| YOUR OBJECTIVE |
Return each line of the records with nothing changed, pictures excepted.

| GIVEN ENTRIES |
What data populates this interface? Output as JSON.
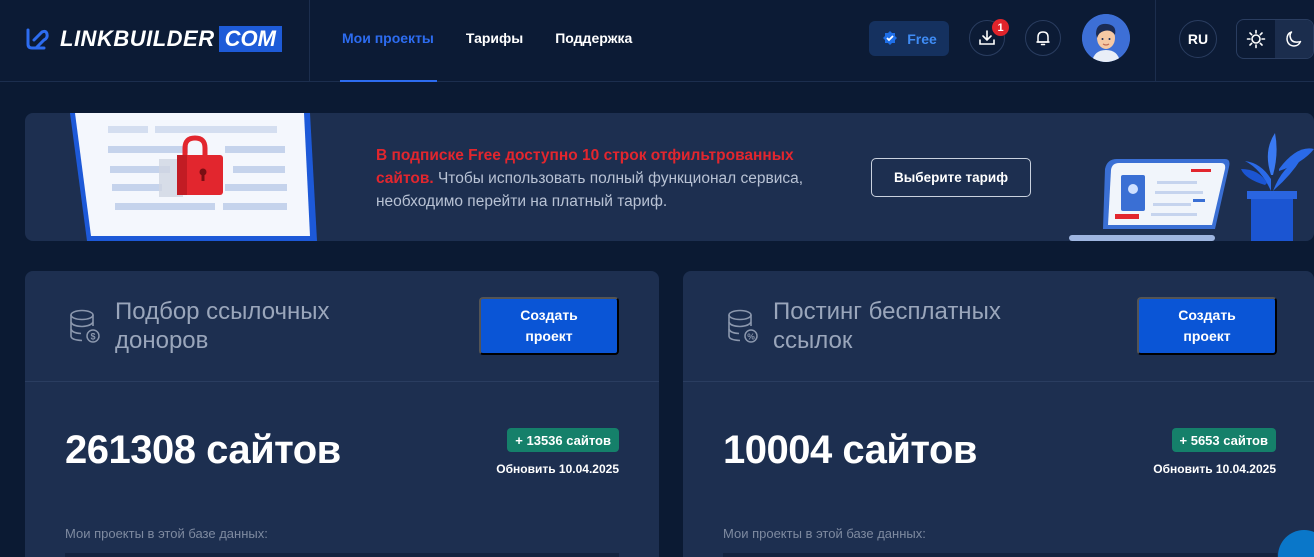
{
  "header": {
    "logo_main": "LINKBUILDER",
    "logo_suffix": "COM",
    "nav": [
      {
        "label": "Мои проекты",
        "active": true
      },
      {
        "label": "Тарифы",
        "active": false
      },
      {
        "label": "Поддержка",
        "active": false
      }
    ],
    "plan_label": "Free",
    "downloads_count": "1",
    "language": "RU",
    "theme": "dark"
  },
  "banner": {
    "highlight_text": "В подписке Free доступно 10 строк отфильтрованных сайтов.",
    "body_text": " Чтобы использовать полный функционал сервиса, необходимо перейти на платный тариф.",
    "button_label": "Выберите тариф"
  },
  "cards": [
    {
      "title": "Подбор ссылочных доноров",
      "icon": "database-dollar-icon",
      "button_label": "Создать проект",
      "count_text": "261308 сайтов",
      "delta": "+ 13536 сайтов",
      "updated": "Обновить 10.04.2025",
      "projects_label": "Мои проекты в этой базе данных:"
    },
    {
      "title": "Постинг бесплатных ссылок",
      "icon": "database-percent-icon",
      "button_label": "Создать проект",
      "count_text": "10004 сайтов",
      "delta": "+ 5653 сайтов",
      "updated": "Обновить 10.04.2025",
      "projects_label": "Мои проекты в этой базе данных:"
    }
  ],
  "colors": {
    "background": "#0b1a33",
    "surface": "#1d2f50",
    "accent": "#0a55d6",
    "active_nav": "#2d6cf0",
    "success": "#15806a",
    "alert": "#e2262e"
  }
}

| RESULT BELOW |
What data populates this interface? Output as JSON.
{
  "header": {
    "logo_main": "LINKBUILDER",
    "logo_suffix": "COM",
    "nav": [
      {
        "label": "Мои проекты",
        "active": true
      },
      {
        "label": "Тарифы",
        "active": false
      },
      {
        "label": "Поддержка",
        "active": false
      }
    ],
    "plan_label": "Free",
    "downloads_count": "1",
    "language": "RU",
    "theme": "dark"
  },
  "banner": {
    "highlight_text": "В подписке Free доступно 10 строк отфильтрованных сайтов.",
    "body_text": " Чтобы использовать полный функционал сервиса, необходимо перейти на платный тариф.",
    "button_label": "Выберите тариф"
  },
  "cards": [
    {
      "title": "Подбор ссылочных доноров",
      "icon": "database-dollar-icon",
      "button_label": "Создать проект",
      "count_text": "261308 сайтов",
      "delta": "+ 13536 сайтов",
      "updated": "Обновить 10.04.2025",
      "projects_label": "Мои проекты в этой базе данных:"
    },
    {
      "title": "Постинг бесплатных ссылок",
      "icon": "database-percent-icon",
      "button_label": "Создать проект",
      "count_text": "10004 сайтов",
      "delta": "+ 5653 сайтов",
      "updated": "Обновить 10.04.2025",
      "projects_label": "Мои проекты в этой базе данных:"
    }
  ],
  "colors": {
    "background": "#0b1a33",
    "surface": "#1d2f50",
    "accent": "#0a55d6",
    "active_nav": "#2d6cf0",
    "success": "#15806a",
    "alert": "#e2262e"
  }
}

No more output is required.